### What is required
Copy all of the material below exactly.

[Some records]
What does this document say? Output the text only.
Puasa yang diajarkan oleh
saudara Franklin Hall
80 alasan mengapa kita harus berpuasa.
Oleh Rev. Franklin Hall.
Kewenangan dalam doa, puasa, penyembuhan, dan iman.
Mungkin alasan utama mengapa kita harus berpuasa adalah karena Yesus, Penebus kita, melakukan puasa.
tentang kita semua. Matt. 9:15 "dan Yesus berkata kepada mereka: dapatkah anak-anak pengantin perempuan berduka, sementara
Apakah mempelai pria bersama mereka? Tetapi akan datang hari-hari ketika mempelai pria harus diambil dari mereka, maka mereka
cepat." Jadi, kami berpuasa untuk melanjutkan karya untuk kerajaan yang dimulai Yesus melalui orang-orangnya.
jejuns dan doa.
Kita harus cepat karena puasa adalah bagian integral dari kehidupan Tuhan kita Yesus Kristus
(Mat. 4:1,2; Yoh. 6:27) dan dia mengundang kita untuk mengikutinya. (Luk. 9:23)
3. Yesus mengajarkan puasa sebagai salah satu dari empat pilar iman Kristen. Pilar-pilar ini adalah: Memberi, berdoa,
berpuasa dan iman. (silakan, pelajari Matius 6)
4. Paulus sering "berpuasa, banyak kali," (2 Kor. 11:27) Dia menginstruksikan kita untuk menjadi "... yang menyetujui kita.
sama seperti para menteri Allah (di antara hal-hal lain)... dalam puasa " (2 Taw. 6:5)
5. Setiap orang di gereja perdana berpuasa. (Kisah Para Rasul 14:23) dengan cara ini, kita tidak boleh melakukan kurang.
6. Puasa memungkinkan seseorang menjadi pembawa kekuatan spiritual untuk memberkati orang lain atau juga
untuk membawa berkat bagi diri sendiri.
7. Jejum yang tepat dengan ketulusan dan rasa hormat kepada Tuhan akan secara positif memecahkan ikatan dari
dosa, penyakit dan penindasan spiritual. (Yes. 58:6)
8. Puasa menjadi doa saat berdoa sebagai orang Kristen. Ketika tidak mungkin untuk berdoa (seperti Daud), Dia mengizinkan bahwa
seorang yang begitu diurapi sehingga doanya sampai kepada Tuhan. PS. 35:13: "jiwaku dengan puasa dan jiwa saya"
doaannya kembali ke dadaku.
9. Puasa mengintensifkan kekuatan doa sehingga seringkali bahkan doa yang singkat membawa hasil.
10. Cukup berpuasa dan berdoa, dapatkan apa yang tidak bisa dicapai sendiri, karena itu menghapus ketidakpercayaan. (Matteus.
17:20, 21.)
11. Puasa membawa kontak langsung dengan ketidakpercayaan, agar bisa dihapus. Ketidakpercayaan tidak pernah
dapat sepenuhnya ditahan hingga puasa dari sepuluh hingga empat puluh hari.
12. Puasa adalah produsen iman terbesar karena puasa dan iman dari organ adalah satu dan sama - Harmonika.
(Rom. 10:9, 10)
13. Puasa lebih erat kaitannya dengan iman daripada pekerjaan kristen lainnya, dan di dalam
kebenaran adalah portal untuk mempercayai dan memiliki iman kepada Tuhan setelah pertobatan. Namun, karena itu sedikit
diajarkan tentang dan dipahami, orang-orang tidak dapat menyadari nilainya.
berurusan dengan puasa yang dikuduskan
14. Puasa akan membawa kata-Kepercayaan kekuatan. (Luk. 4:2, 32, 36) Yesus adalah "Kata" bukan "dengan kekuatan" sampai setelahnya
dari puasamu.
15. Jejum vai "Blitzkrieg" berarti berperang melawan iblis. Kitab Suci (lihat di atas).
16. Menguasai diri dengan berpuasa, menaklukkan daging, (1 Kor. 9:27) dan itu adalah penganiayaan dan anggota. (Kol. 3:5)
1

### Task answer
What does this document say? Output the text only.
Puasa yang diajarkan oleh
saudara Franklin Hall
80 alasan mengapa kita harus berpuasa.
Oleh Rev. Franklin Hall.
Kewenangan dalam doa, puasa, penyembuhan, dan iman.
Mungkin alasan utama mengapa kita harus berpuasa adalah karena Yesus, Penebus kita, melakukan puasa.
tentang kita semua. Matt. 9:15 "dan Yesus berkata kepada mereka: dapatkah anak-anak pengantin perempuan berduka, sementara
Apakah mempelai pria bersama mereka? Tetapi akan datang hari-hari ketika mempelai pria harus diambil dari mereka, maka mereka
cepat." Jadi, kami berpuasa untuk melanjutkan karya untuk kerajaan yang dimulai Yesus melalui orang-orangnya.
jejuns dan doa.
Kita harus cepat karena puasa adalah bagian integral dari kehidupan Tuhan kita Yesus Kristus
(Mat. 4:1,2; Yoh. 6:27) dan dia mengundang kita untuk mengikutinya. (Luk. 9:23)
3. Yesus mengajarkan puasa sebagai salah satu dari empat pilar iman Kristen. Pilar-pilar ini adalah: Memberi, berdoa,
berpuasa dan iman. (silakan, pelajari Matius 6)
4. Paulus sering "berpuasa, banyak kali," (2 Kor. 11:27) Dia menginstruksikan kita untuk menjadi "... yang menyetujui kita.
sama seperti para menteri Allah (di antara hal-hal lain)... dalam puasa " (2 Taw. 6:5)
5. Setiap orang di gereja perdana berpuasa. (Kisah Para Rasul 14:23) dengan cara ini, kita tidak boleh melakukan kurang.
6. Puasa memungkinkan seseorang menjadi pembawa kekuatan spiritual untuk memberkati orang lain atau juga
untuk membawa berkat bagi diri sendiri.
7. Jejum yang tepat dengan ketulusan dan rasa hormat kepada Tuhan akan secara positif memecahkan ikatan dari
dosa, penyakit dan penindasan spiritual. (Yes. 58:6)
8. Puasa menjadi doa saat berdoa sebagai orang Kristen. Ketika tidak mungkin untuk berdoa (seperti Daud), Dia mengizinkan bahwa
seorang yang begitu diurapi sehingga doanya sampai kepada Tuhan. PS. 35:13: "jiwaku dengan puasa dan jiwa saya"
doaannya kembali ke dadaku.
9. Puasa mengintensifkan kekuatan doa sehingga seringkali bahkan doa yang singkat membawa hasil.
10. Cukup berpuasa dan berdoa, dapatkan apa yang tidak bisa dicapai sendiri, karena itu menghapus ketidakpercayaan. (Matteus.
17:20, 21.)
11. Puasa membawa kontak langsung dengan ketidakpercayaan, agar bisa dihapus. Ketidakpercayaan tidak pernah
dapat sepenuhnya ditahan hingga puasa dari sepuluh hingga empat puluh hari.
12. Puasa adalah produsen iman terbesar karena puasa dan iman dari organ adalah satu dan sama - Harmonika.
(Rom. 10:9, 10)
13. Puasa lebih erat kaitannya dengan iman daripada pekerjaan kristen lainnya, dan di dalam
kebenaran adalah portal untuk mempercayai dan memiliki iman kepada Tuhan setelah pertobatan. Namun, karena itu sedikit
diajarkan tentang dan dipahami, orang-orang tidak dapat menyadari nilainya.
berurusan dengan puasa yang dikuduskan
14. Puasa akan membawa kata-Kepercayaan kekuatan. (Luk. 4:2, 32, 36) Yesus adalah "Kata" bukan "dengan kekuatan" sampai setelahnya
dari puasamu.
15. Jejum vai "Blitzkrieg" berarti berperang melawan iblis. Kitab Suci (lihat di atas).
16. Menguasai diri dengan berpuasa, menaklukkan daging, (1 Kor. 9:27) dan itu adalah penganiayaan dan anggota. (Kol. 3:5)
1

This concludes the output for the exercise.